***** Records to use

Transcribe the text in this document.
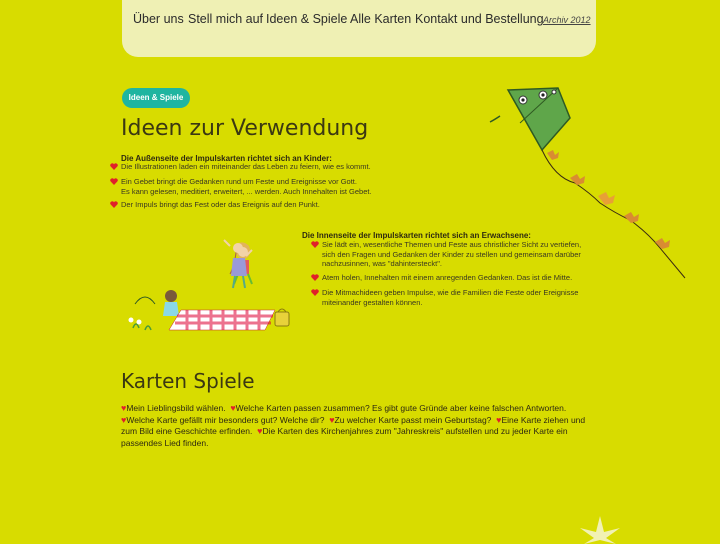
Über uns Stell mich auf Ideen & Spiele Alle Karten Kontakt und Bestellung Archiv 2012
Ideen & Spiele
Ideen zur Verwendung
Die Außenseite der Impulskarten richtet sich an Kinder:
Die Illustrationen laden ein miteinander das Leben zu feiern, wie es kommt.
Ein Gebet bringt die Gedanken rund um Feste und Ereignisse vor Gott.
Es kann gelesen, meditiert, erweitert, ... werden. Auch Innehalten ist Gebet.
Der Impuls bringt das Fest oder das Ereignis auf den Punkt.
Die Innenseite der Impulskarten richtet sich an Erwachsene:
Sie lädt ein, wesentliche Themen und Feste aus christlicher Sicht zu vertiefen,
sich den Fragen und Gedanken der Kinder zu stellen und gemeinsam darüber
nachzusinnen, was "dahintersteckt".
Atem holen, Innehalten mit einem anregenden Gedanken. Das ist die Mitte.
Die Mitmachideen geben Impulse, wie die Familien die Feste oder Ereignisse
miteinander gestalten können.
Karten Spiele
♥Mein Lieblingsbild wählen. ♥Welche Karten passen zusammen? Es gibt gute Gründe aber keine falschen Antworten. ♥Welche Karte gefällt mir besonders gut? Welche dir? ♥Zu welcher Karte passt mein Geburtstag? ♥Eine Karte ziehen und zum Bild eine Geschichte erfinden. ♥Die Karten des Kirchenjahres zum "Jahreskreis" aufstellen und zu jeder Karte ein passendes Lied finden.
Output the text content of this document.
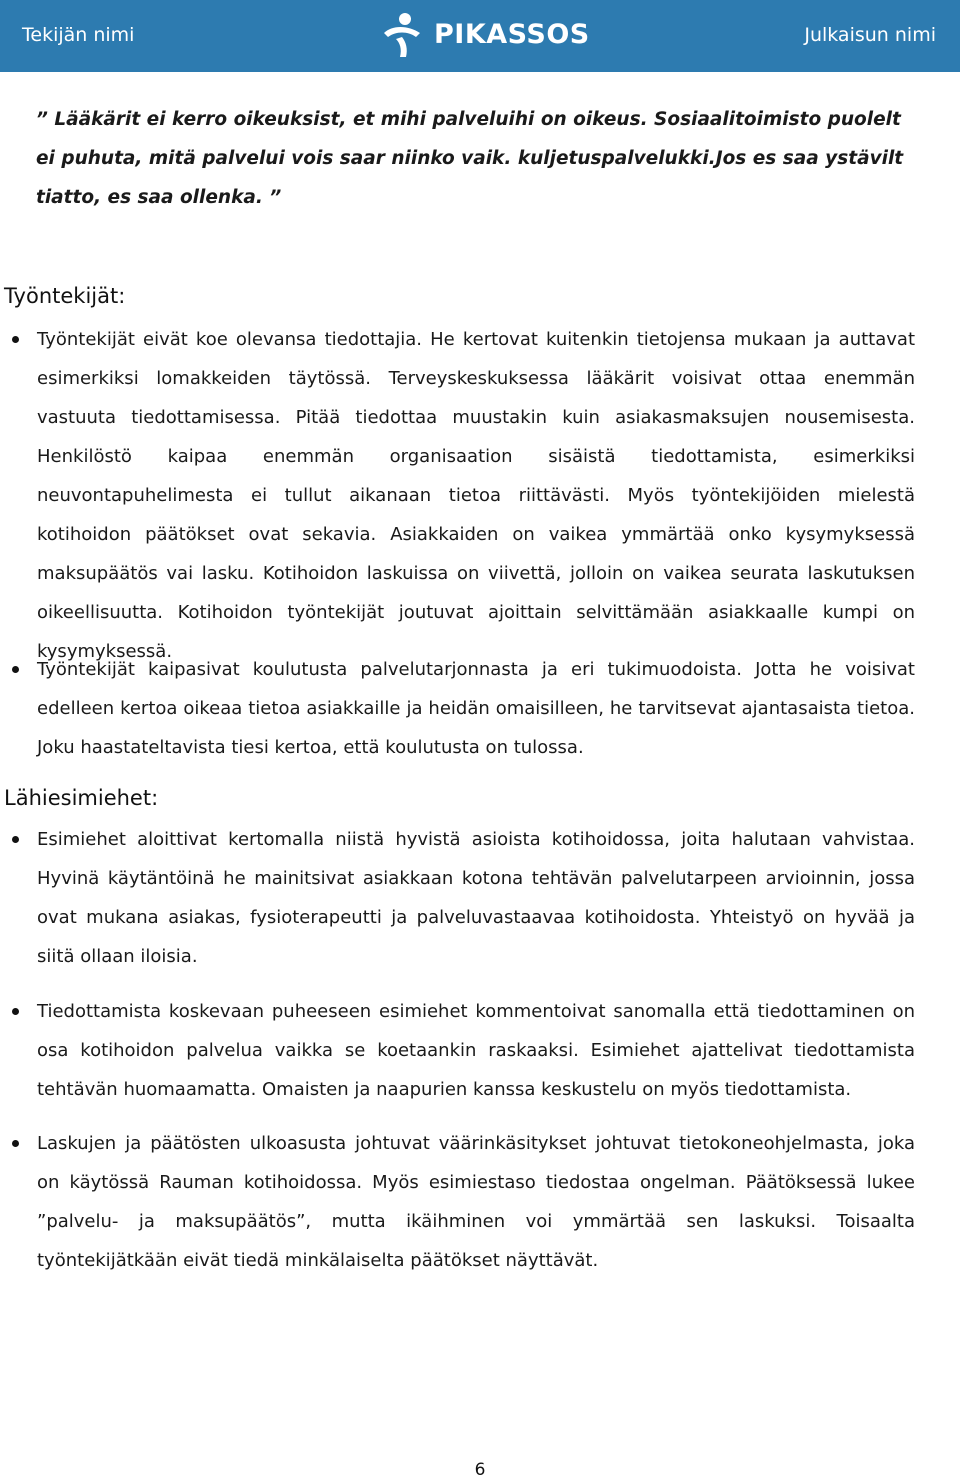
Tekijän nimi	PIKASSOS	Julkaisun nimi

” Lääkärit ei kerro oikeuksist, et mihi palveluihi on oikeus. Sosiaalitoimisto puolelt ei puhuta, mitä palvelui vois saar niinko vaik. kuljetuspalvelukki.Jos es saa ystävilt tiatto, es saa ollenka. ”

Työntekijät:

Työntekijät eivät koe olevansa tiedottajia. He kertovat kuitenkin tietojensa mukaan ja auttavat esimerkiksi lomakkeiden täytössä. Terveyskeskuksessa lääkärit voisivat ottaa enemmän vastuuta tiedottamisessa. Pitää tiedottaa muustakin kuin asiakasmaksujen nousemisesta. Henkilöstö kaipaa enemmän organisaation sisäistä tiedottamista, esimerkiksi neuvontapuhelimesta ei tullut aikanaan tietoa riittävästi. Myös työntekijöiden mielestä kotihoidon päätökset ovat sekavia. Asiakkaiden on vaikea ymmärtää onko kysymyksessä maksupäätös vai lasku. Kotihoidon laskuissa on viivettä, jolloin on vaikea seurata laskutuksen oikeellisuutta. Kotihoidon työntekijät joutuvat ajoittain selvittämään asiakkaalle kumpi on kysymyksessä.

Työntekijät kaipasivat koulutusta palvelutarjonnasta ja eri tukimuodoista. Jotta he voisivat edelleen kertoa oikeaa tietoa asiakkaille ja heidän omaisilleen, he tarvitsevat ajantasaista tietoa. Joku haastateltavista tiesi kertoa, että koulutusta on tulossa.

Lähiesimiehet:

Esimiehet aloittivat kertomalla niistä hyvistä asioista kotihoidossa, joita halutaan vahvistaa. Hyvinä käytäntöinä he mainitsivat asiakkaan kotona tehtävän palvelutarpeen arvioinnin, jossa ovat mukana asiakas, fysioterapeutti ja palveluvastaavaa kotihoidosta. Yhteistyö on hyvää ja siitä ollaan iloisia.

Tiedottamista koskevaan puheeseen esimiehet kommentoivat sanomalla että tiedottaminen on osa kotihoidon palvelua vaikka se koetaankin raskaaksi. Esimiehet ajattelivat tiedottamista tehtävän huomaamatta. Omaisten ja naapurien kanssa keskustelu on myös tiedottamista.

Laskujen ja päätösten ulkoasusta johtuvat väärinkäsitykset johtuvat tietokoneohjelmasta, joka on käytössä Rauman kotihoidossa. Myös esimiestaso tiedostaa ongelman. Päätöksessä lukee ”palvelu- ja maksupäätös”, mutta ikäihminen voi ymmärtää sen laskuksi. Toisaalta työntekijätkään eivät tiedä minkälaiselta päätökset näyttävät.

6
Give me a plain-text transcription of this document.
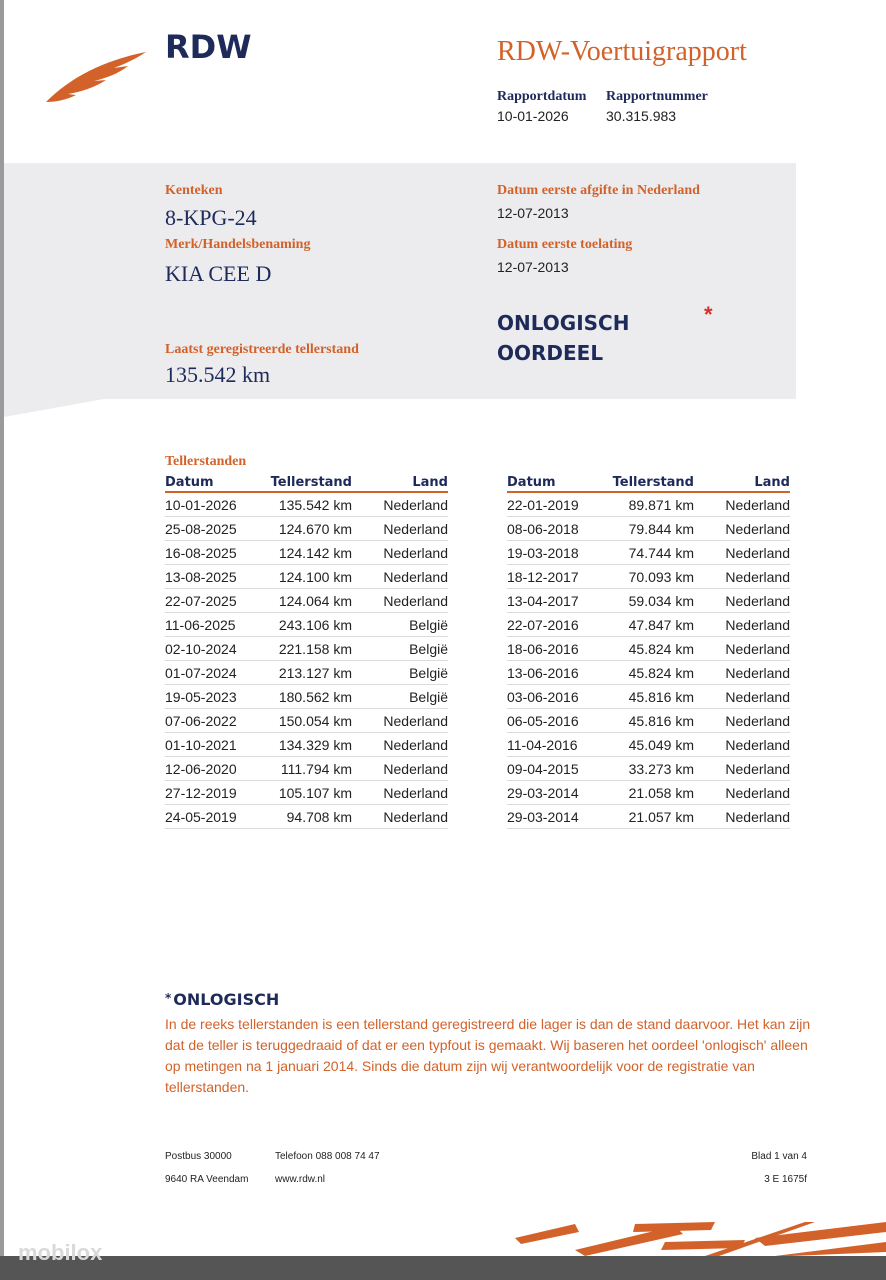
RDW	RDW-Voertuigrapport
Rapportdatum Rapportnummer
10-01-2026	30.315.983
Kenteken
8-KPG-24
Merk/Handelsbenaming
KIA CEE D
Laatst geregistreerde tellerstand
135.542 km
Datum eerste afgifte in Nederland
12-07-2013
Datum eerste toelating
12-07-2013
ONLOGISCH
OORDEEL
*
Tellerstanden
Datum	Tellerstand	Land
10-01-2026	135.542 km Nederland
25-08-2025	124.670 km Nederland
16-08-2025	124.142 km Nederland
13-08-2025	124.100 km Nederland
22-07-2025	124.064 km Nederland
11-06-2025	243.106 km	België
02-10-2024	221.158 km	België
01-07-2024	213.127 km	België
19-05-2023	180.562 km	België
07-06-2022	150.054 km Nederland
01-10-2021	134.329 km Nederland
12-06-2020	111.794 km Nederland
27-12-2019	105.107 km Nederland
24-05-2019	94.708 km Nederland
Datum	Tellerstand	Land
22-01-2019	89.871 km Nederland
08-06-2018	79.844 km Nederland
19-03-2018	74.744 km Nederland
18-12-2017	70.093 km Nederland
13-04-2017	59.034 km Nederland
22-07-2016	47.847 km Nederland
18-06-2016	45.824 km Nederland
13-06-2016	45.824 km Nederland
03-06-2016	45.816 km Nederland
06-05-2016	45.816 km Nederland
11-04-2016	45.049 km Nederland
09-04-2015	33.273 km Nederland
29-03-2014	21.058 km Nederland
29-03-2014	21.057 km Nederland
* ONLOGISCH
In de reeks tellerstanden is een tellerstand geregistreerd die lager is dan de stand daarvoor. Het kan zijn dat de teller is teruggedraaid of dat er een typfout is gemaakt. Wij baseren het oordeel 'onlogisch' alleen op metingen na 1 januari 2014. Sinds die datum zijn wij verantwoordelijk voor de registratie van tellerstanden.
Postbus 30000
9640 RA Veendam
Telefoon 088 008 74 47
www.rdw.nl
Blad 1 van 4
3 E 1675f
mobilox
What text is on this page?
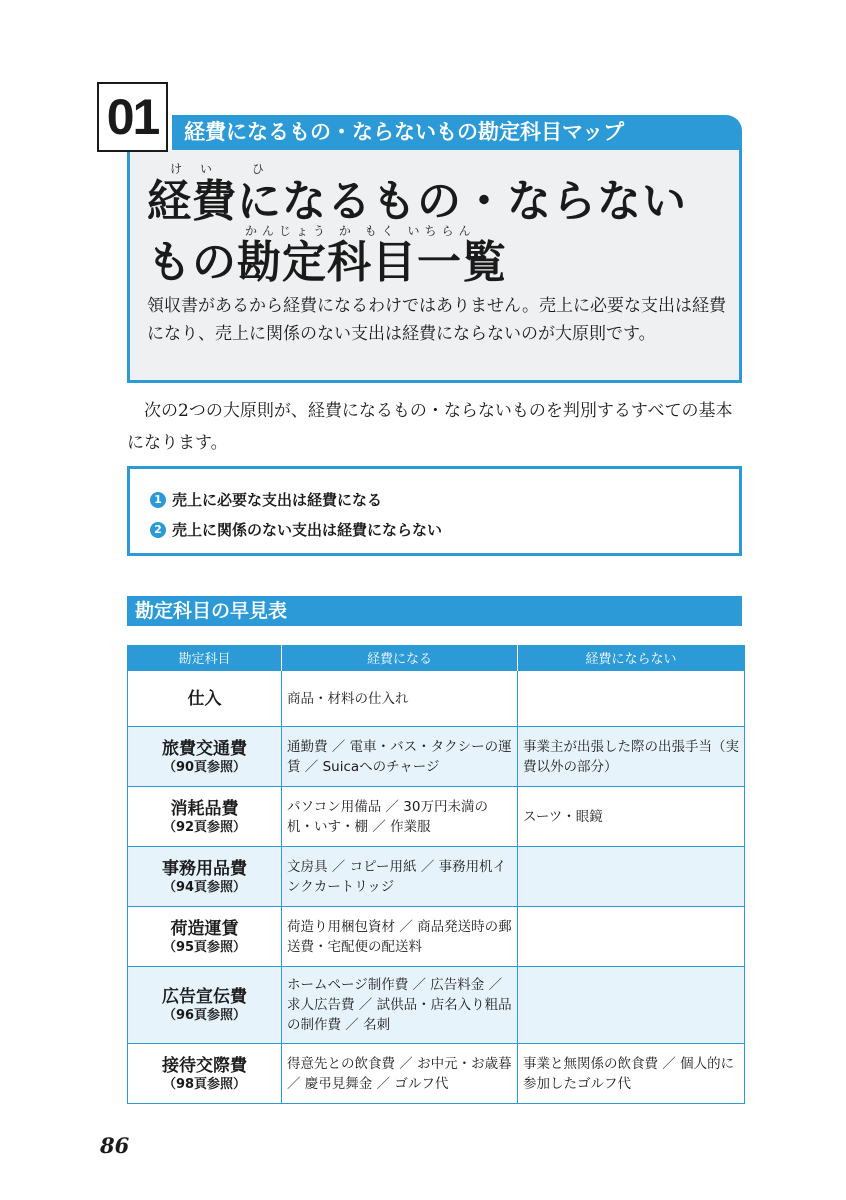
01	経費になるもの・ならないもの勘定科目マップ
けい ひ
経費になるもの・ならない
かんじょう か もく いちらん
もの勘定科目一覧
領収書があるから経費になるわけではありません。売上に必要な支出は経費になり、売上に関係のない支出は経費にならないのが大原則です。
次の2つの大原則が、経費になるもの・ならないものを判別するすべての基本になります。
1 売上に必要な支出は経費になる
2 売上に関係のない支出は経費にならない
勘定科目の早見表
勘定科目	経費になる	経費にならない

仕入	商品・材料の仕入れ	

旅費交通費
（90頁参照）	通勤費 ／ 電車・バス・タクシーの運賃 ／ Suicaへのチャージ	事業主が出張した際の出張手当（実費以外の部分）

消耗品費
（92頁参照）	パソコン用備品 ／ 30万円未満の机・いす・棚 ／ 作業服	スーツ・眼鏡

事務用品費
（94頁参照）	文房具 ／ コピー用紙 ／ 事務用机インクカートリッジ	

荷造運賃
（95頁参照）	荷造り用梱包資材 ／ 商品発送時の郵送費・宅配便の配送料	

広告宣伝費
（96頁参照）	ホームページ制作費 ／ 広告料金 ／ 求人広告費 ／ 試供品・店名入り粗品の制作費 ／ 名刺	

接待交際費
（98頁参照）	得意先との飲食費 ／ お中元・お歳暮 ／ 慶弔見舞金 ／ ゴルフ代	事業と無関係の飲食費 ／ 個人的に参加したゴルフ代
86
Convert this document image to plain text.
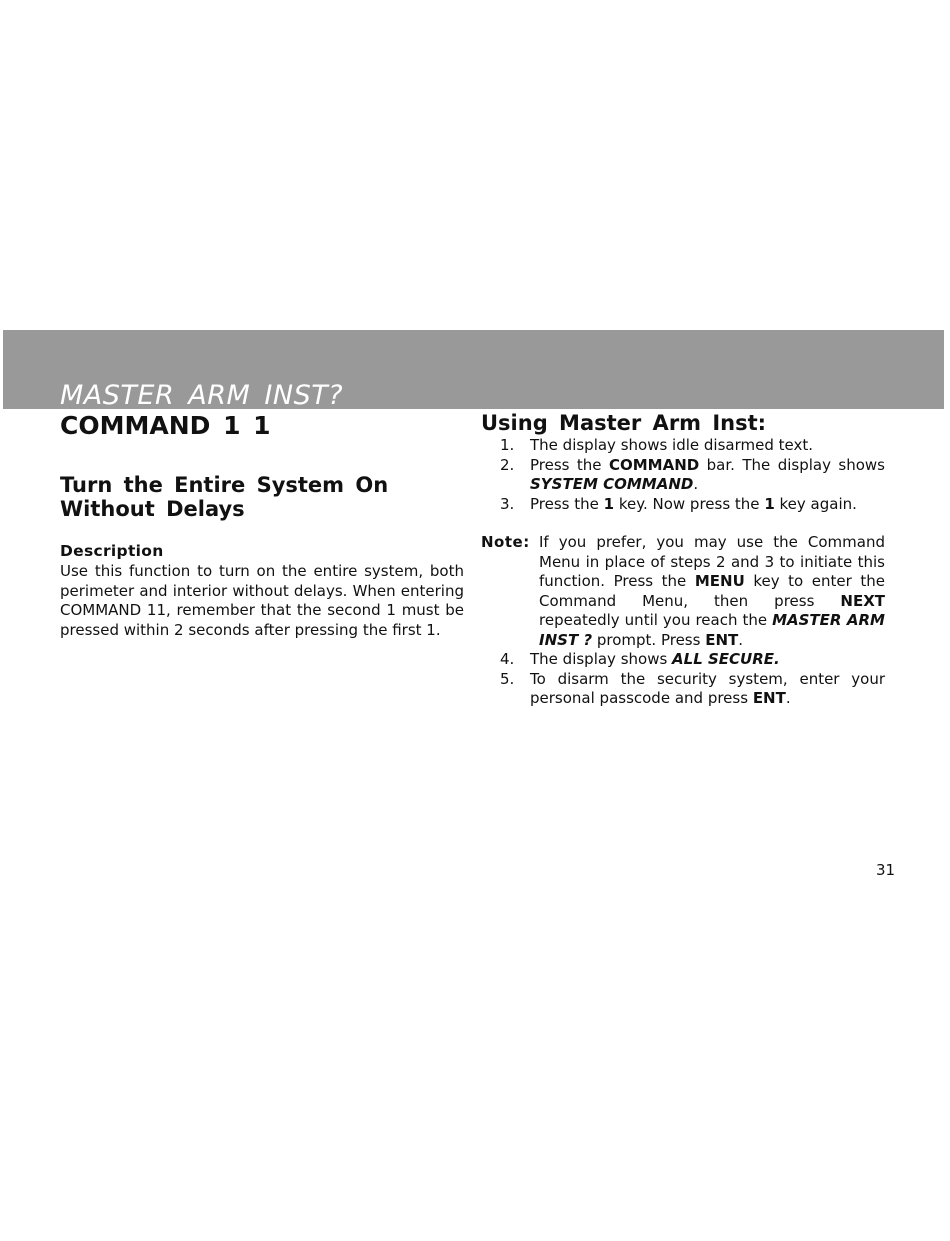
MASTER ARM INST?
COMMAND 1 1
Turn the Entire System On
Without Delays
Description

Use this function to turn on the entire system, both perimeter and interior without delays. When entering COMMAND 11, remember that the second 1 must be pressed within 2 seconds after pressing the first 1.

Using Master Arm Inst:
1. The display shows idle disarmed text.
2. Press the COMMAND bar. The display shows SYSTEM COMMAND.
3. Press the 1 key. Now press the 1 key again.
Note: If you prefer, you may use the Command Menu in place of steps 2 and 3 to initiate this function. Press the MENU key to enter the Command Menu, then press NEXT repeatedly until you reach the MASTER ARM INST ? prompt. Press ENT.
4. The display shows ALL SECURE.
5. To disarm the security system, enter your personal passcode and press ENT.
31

**********

Your goal:
Working from the material above, state how many lines contain "België"; give only the number.

Answer below:
4